Write each line out exactly, leaving none out.
--- START OF MATERIAL SUPPLIED ---
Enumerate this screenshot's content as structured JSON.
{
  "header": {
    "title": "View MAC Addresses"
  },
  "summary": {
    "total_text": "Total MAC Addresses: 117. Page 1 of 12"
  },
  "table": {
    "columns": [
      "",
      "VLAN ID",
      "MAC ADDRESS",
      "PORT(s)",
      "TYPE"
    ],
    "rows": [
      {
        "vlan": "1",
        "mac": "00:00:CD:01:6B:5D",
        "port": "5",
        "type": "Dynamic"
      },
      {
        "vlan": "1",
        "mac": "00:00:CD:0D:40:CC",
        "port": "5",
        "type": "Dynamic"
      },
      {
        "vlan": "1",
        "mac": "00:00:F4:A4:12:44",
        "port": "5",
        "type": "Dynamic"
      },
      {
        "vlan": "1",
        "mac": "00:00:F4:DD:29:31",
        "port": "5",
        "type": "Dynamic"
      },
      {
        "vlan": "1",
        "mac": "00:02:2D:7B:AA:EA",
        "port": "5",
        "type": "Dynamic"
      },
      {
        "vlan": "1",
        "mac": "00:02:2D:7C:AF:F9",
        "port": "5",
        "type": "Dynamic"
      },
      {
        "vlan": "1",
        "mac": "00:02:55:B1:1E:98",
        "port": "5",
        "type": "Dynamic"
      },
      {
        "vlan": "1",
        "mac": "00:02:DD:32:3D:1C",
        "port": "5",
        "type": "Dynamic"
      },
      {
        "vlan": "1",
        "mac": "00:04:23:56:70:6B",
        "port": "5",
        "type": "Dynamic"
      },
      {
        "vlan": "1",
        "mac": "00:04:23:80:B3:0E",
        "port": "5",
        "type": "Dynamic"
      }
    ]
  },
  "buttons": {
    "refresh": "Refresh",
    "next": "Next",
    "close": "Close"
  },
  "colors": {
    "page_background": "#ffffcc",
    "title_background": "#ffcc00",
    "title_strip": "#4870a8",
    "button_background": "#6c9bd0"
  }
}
--- END OF MATERIAL SUPPLIED ---
◆ COMPLETE RESPONSE:
Enumerate this screenshot's content as structured JSON.
{
  "header": {
    "title": "View MAC Addresses"
  },
  "summary": {
    "total_text": "Total MAC Addresses: 117. Page 1 of 12"
  },
  "table": {
    "columns": [
      "",
      "VLAN ID",
      "MAC ADDRESS",
      "PORT(s)",
      "TYPE"
    ],
    "rows": [
      {
        "vlan": "1",
        "mac": "00:00:CD:01:6B:5D",
        "port": "5",
        "type": "Dynamic"
      },
      {
        "vlan": "1",
        "mac": "00:00:CD:0D:40:CC",
        "port": "5",
        "type": "Dynamic"
      },
      {
        "vlan": "1",
        "mac": "00:00:F4:A4:12:44",
        "port": "5",
        "type": "Dynamic"
      },
      {
        "vlan": "1",
        "mac": "00:00:F4:DD:29:31",
        "port": "5",
        "type": "Dynamic"
      },
      {
        "vlan": "1",
        "mac": "00:02:2D:7B:AA:EA",
        "port": "5",
        "type": "Dynamic"
      },
      {
        "vlan": "1",
        "mac": "00:02:2D:7C:AF:F9",
        "port": "5",
        "type": "Dynamic"
      },
      {
        "vlan": "1",
        "mac": "00:02:55:B1:1E:98",
        "port": "5",
        "type": "Dynamic"
      },
      {
        "vlan": "1",
        "mac": "00:02:DD:32:3D:1C",
        "port": "5",
        "type": "Dynamic"
      },
      {
        "vlan": "1",
        "mac": "00:04:23:56:70:6B",
        "port": "5",
        "type": "Dynamic"
      },
      {
        "vlan": "1",
        "mac": "00:04:23:80:B3:0E",
        "port": "5",
        "type": "Dynamic"
      }
    ]
  },
  "buttons": {
    "refresh": "Refresh",
    "next": "Next",
    "close": "Close"
  },
  "colors": {
    "page_background": "#ffffcc",
    "title_background": "#ffcc00",
    "title_strip": "#4870a8",
    "button_background": "#6c9bd0"
  }
}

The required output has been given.